- What to do: Find how many lines hold the word "very" and give that number only.

- Supplied information:
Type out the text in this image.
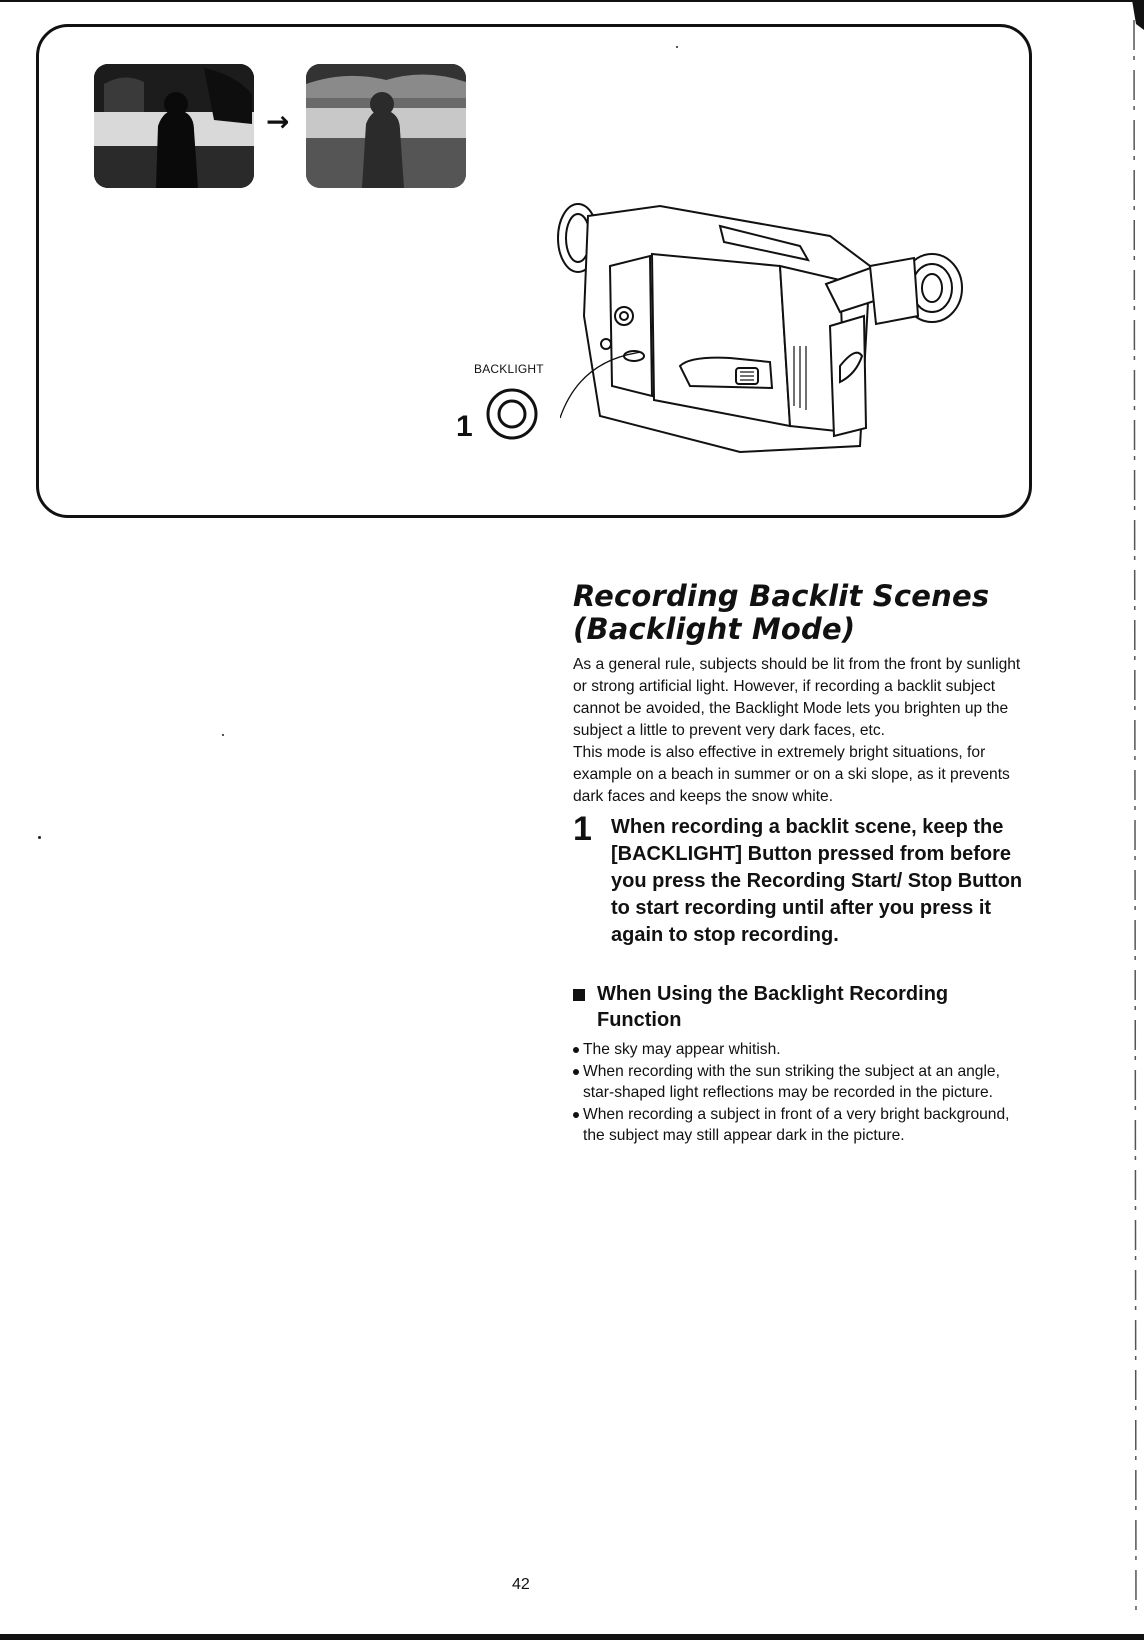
→
BACKLIGHT
1
Recording Backlit Scenes
(Backlight Mode)

As a general rule, subjects should be lit from the front by sunlight or strong artificial light. However, if recording a backlit subject cannot be avoided, the Backlight Mode lets you brighten up the subject a little to prevent very dark faces, etc.

This mode is also effective in extremely bright situations, for example on a beach in summer or on a ski slope, as it prevents dark faces and keeps the snow white.

1 When recording a backlit scene, keep the [BACKLIGHT] Button pressed from before you press the Recording Start/ Stop Button to start recording until after you press it again to stop recording.

When Using the Backlight Recording Function
The sky may appear whitish.
When recording with the sun striking the subject at an angle, star-shaped light reflections may be recorded in the picture.
When recording a subject in front of a very bright background, the subject may still appear dark in the picture.
42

- Task response: 2